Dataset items
---

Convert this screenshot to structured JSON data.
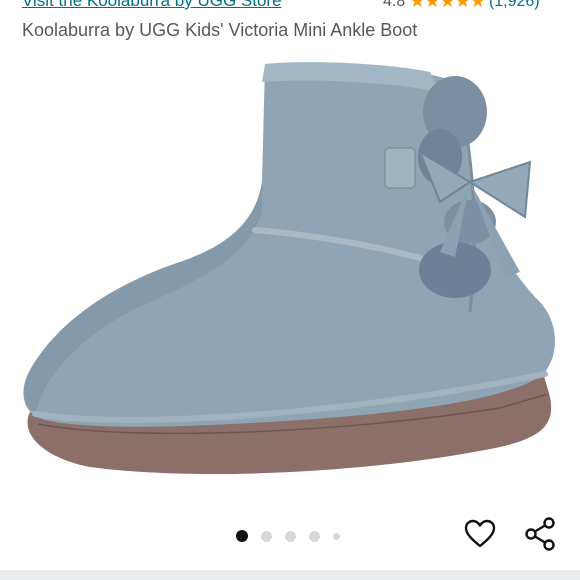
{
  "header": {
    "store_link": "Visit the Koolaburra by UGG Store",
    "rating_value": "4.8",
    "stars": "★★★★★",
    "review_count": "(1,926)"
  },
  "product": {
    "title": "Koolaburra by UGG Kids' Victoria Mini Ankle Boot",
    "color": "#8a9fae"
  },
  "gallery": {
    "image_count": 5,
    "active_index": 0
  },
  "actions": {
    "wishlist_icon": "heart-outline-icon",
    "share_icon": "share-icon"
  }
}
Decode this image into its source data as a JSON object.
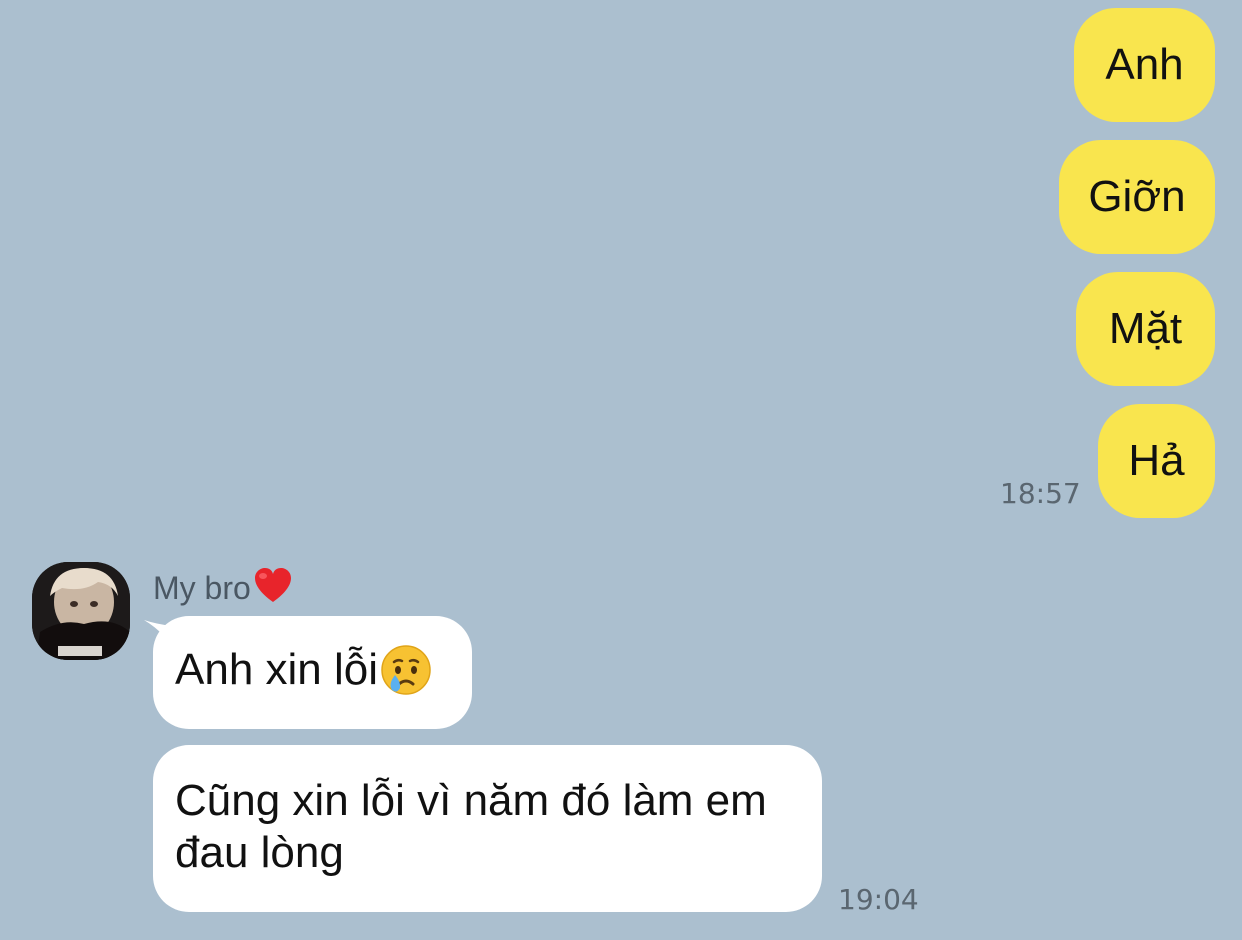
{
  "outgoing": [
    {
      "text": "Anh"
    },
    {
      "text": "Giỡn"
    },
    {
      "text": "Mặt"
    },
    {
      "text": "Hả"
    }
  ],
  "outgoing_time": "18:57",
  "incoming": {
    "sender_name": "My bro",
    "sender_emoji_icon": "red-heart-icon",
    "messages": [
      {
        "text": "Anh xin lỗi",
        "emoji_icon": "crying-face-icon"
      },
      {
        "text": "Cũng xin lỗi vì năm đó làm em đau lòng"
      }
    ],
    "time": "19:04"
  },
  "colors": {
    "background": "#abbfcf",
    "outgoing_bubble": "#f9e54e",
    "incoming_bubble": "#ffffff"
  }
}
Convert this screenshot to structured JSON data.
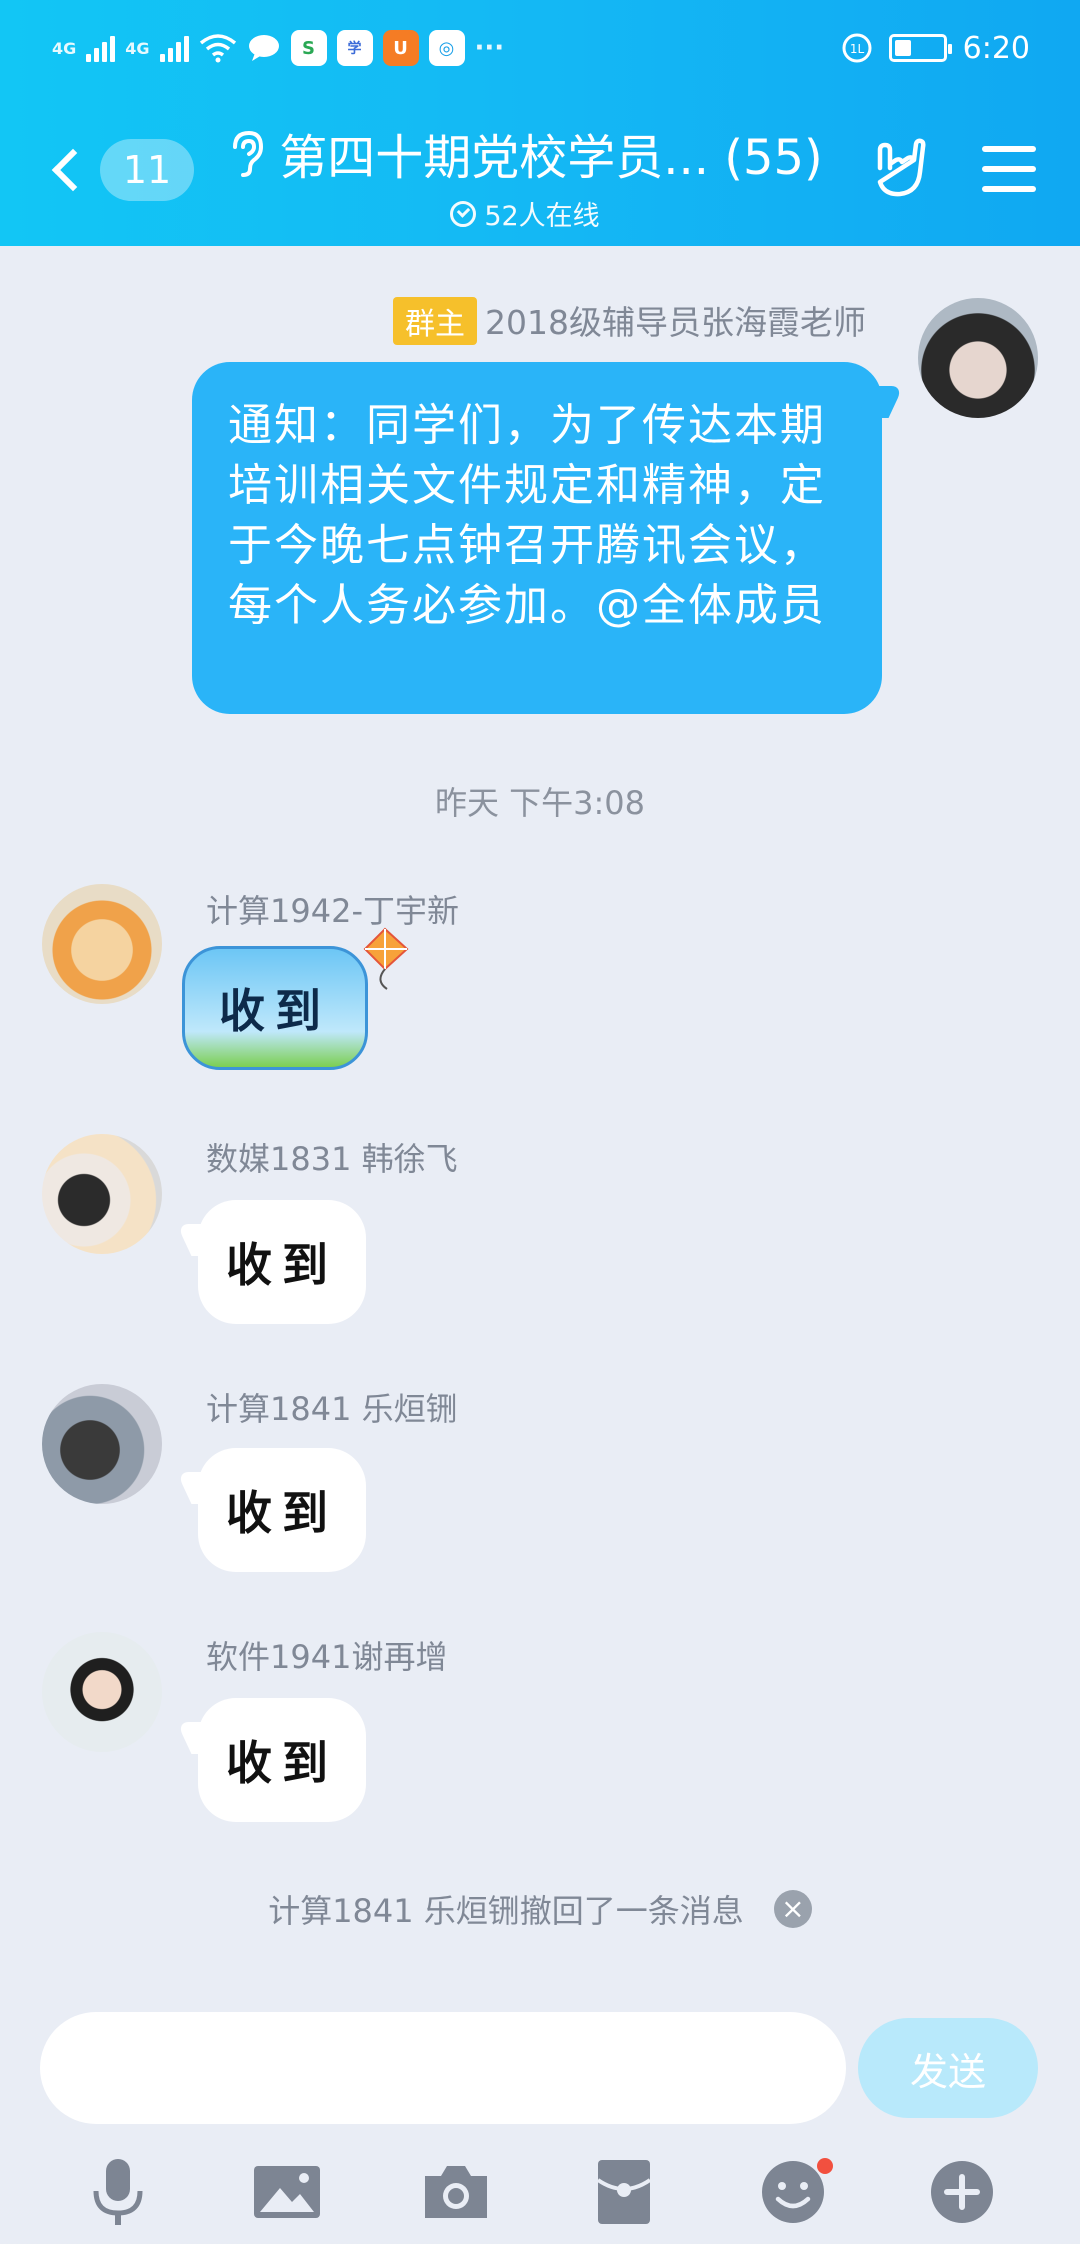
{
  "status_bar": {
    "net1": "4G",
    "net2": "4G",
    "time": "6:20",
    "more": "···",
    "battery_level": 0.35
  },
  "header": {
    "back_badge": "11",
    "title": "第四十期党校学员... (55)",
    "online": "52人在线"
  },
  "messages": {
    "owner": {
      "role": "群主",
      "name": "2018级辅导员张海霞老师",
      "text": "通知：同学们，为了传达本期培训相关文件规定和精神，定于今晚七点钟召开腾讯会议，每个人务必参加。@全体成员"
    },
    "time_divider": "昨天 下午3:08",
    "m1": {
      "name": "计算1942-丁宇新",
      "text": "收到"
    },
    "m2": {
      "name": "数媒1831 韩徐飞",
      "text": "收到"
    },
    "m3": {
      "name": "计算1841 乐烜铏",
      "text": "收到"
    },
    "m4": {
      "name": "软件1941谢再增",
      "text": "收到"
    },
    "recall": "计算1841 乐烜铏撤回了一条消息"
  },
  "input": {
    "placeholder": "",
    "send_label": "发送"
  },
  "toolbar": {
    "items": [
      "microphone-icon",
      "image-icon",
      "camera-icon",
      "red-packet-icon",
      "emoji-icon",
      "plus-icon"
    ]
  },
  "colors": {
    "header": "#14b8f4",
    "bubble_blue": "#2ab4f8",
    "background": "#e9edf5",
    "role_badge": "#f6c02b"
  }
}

---

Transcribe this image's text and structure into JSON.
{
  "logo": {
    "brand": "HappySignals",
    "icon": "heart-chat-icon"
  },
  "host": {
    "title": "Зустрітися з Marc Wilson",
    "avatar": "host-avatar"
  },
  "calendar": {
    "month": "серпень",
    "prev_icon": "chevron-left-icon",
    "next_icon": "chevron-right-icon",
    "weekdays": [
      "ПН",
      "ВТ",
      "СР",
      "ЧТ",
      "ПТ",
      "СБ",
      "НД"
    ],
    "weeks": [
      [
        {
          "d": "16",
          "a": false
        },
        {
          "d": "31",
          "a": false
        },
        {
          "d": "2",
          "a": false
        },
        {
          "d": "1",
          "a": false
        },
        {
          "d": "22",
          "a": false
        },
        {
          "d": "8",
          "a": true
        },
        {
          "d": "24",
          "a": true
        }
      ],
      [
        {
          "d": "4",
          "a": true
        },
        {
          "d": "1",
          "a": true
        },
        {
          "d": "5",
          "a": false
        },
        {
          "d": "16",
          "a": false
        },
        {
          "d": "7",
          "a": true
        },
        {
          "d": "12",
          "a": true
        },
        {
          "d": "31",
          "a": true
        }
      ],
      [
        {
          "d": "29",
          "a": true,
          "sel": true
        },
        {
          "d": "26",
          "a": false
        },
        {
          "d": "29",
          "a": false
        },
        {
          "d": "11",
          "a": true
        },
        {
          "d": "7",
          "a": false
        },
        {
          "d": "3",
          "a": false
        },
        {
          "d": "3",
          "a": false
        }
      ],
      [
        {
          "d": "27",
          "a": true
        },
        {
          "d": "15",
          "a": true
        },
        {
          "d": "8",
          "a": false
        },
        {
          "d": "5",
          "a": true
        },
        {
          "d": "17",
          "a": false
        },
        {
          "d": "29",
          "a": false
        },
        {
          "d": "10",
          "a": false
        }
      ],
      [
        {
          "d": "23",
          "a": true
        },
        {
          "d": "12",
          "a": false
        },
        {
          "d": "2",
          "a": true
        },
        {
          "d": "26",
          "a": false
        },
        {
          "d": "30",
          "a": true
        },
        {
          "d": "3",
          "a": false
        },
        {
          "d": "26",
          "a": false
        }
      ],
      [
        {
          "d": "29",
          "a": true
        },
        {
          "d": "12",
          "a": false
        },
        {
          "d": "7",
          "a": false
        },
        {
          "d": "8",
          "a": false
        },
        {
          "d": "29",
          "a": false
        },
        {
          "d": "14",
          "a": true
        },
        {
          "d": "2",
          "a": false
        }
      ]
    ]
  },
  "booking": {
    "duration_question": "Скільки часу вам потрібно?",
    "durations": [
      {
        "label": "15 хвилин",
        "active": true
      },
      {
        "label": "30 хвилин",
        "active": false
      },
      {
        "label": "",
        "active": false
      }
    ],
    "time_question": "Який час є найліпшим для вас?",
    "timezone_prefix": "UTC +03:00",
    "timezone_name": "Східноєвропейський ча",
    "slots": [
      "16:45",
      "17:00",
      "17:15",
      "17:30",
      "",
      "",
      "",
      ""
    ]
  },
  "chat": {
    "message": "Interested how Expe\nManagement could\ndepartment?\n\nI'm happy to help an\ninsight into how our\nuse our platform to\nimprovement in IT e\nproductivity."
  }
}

---

EXERCISE DIRECTIONS
Show the lines of the data that hold the word "background".

RESULT OF THIS TASK
    "background": "#abbfcf",
    "background": "#e9edf5",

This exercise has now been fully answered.